Material supplied:
***

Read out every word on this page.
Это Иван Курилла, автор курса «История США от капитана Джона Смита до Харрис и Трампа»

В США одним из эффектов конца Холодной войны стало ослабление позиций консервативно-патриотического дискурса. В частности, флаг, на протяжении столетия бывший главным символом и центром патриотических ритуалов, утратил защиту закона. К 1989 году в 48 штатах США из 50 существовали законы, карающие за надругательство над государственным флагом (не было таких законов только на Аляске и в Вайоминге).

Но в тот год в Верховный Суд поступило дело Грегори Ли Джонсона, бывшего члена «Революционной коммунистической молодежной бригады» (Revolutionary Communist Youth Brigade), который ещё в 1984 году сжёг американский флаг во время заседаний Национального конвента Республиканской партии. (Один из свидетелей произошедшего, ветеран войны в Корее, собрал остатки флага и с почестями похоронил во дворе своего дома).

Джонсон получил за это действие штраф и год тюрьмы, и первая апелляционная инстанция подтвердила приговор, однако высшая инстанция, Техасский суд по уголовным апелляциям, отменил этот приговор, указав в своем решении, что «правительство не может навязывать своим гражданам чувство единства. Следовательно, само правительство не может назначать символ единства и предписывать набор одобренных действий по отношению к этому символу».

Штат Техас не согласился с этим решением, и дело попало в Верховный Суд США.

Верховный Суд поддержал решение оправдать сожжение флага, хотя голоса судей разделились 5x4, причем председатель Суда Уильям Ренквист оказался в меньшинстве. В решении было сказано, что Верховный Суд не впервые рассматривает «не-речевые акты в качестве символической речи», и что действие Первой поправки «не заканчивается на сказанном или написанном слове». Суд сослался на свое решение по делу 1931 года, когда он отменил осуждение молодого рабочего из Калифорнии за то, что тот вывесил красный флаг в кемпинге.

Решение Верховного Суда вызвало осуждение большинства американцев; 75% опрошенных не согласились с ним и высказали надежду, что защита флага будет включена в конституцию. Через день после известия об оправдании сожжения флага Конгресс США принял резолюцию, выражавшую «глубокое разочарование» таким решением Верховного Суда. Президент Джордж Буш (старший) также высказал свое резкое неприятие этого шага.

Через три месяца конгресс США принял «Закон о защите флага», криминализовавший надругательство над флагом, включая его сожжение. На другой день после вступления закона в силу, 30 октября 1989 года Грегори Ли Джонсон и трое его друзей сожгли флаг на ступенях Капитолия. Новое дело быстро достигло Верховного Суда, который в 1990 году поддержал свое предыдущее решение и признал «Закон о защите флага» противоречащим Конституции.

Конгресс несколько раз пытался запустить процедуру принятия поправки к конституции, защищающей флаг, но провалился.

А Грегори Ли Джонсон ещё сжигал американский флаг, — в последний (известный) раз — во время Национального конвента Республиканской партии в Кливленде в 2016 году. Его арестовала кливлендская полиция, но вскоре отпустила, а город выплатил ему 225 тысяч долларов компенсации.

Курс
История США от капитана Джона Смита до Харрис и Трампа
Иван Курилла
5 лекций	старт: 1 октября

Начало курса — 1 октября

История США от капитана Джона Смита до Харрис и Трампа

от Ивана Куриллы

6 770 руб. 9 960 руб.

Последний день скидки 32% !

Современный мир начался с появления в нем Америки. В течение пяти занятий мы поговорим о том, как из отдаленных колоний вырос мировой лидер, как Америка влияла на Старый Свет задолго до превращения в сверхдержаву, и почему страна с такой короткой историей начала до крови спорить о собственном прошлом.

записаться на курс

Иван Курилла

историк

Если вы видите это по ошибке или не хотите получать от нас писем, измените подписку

***

Set task: Return each line in the records that holds the string "который".

Output of the task:
Но в тот год в Верховный Суд поступило дело Грегори Ли Джонсона, бывшего члена «Революционной коммунистической молодежной бригады» (Revolutionary Communist Youth Brigade), который ещё в 1984 году сжёг американский флаг во время заседаний Национального конвента Республиканской партии. (Один из свидетелей произошедшего, ветеран войны в Корее, собрал остатки флага и с почестями похоронил во дворе своего дома).
Через три месяца конгресс США принял «Закон о защите флага», криминализовавший надругательство над флагом, включая его сожжение. На другой день после вступления закона в силу, 30 октября 1989 года Грегори Ли Джонсон и трое его друзей сожгли флаг на ступенях Капитолия. Новое дело быстро достигло Верховного Суда, который в 1990 году поддержал свое предыдущее решение и признал «Закон о защите флага» противоречащим Конституции.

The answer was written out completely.